■ Work required ■
Search the material for the word "text" and report each line where it turns up.

Data entries
-------------------------

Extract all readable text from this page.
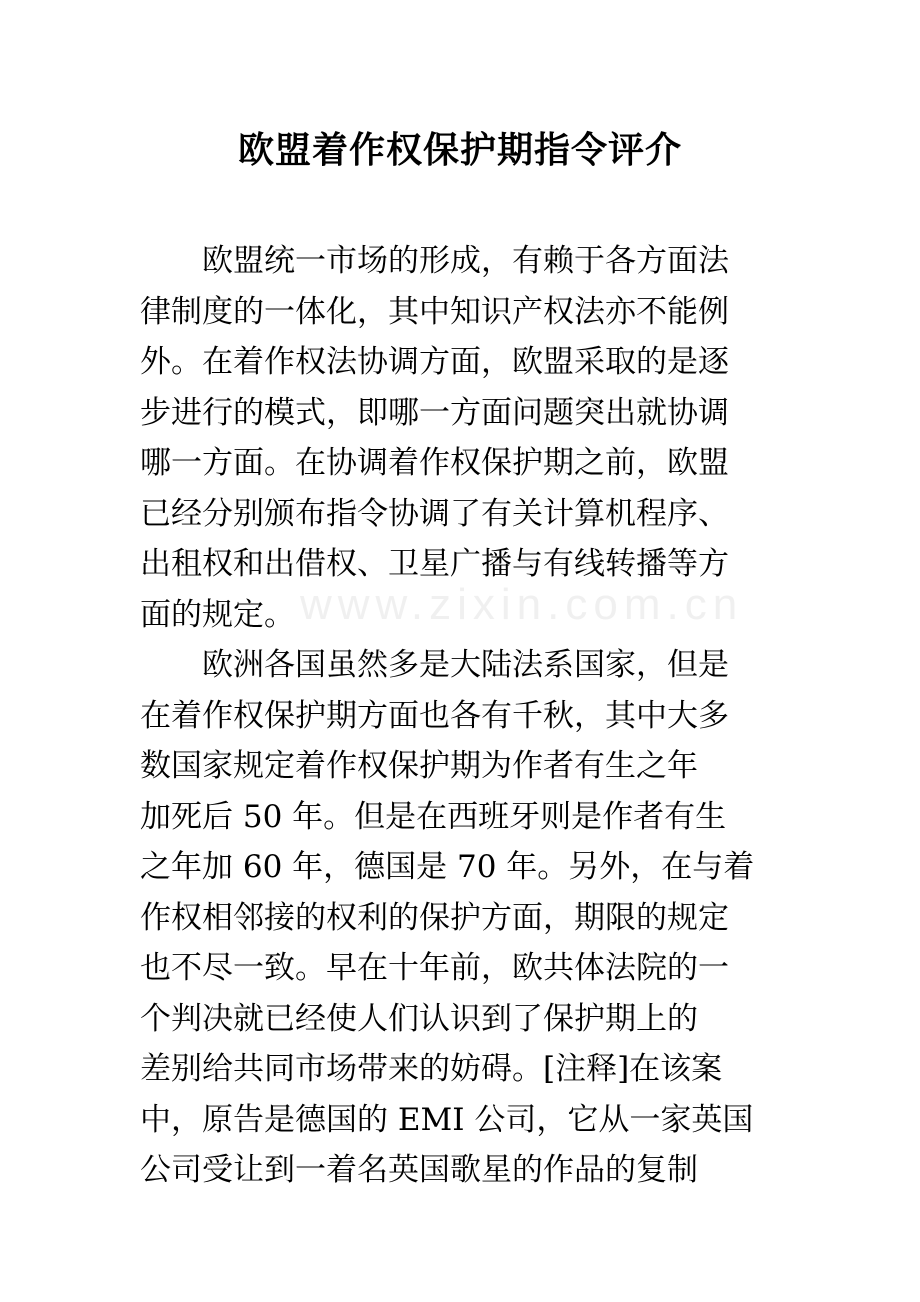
www.zixin.com.cn
欧盟着作权保护期指令评介
　　欧盟统一市场的形成，有赖于各方面法
律制度的一体化，其中知识产权法亦不能例
外。在着作权法协调方面，欧盟采取的是逐
步进行的模式，即哪一方面问题突出就协调
哪一方面。在协调着作权保护期之前，欧盟
已经分别颁布指令协调了有关计算机程序、
出租权和出借权、卫星广播与有线转播等方
面的规定。
　　欧洲各国虽然多是大陆法系国家，但是
在着作权保护期方面也各有千秋，其中大多
数国家规定着作权保护期为作者有生之年
加死后 50 年。但是在西班牙则是作者有生
之年加 60 年，德国是 70 年。另外，在与着
作权相邻接的权利的保护方面，期限的规定
也不尽一致。早在十年前，欧共体法院的一
个判决就已经使人们认识到了保护期上的
差别给共同市场带来的妨碍。[注释]在该案
中，原告是德国的 EMI 公司，它从一家英国
公司受让到一着名英国歌星的作品的复制
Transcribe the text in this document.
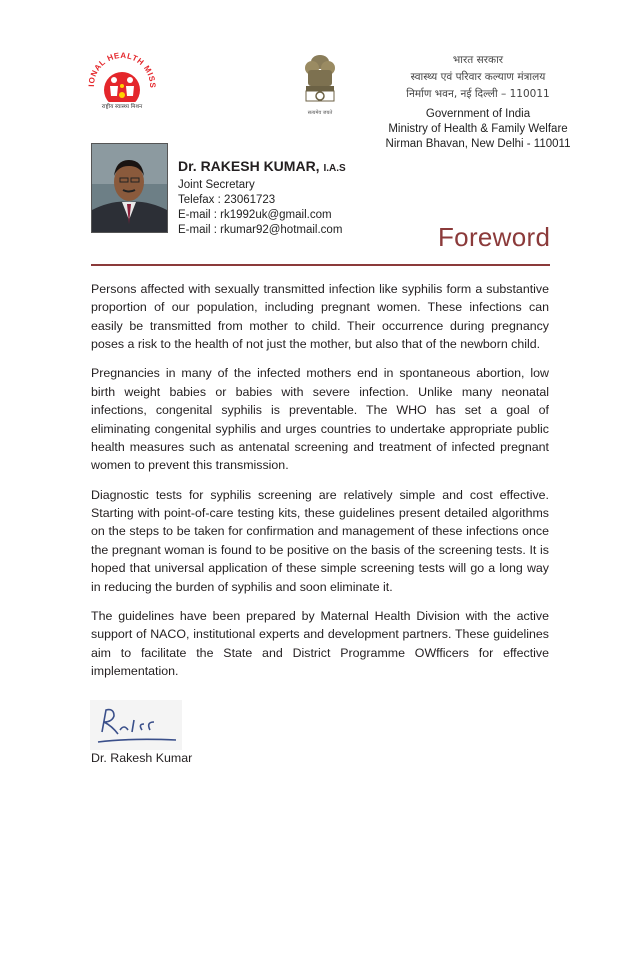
IONAL HEALTH MISS
राष्ट्रीय स्वास्थ्य मिशन
सत्यमेव जयते
भारत सरकार
स्वास्थ्य एवं परिवार कल्याण मंत्रालय
निर्माण भवन, नई दिल्ली – 110011
Government of India
Ministry of Health & Family Welfare
Nirman Bhavan, New Delhi - 110011
Dr. RAKESH KUMAR, I.A.S
Joint Secretary
Telefax : 23061723
E-mail : rk1992uk@gmail.com
E-mail : rkumar92@hotmail.com	Foreword

Persons affected with sexually transmitted infection like syphilis form a substantive proportion of our population, including pregnant women. These infections can easily be transmitted from mother to child. Their occurrence during pregnancy poses a risk to the health of not just the mother, but also that of the newborn child.

Pregnancies in many of the infected mothers end in spontaneous abortion, low birth weight babies or babies with severe infection. Unlike many neonatal infections, congenital syphilis is preventable. The WHO has set a goal of eliminating congenital syphilis and urges countries to undertake appropriate public health measures such as antenatal screening and treatment of infected pregnant women to prevent this transmission.

Diagnostic tests for syphilis screening are relatively simple and cost effective. Starting with point-of-care testing kits, these guidelines present detailed algorithms on the steps to be taken for confirmation and management of these infections once the pregnant woman is found to be positive on the basis of the screening tests. It is hoped that universal application of these simple screening tests will go a long way in reducing the burden of syphilis and soon eliminate it.

The guidelines have been prepared by Maternal Health Division with the active support of NACO, institutional experts and development partners. These guidelines aim to facilitate the State and District Programme OWfficers for effective implementation.

Dr. Rakesh Kumar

-------------------------

■ Complete response ■
Extract all readable text from this page.
Transcribe the text in this document.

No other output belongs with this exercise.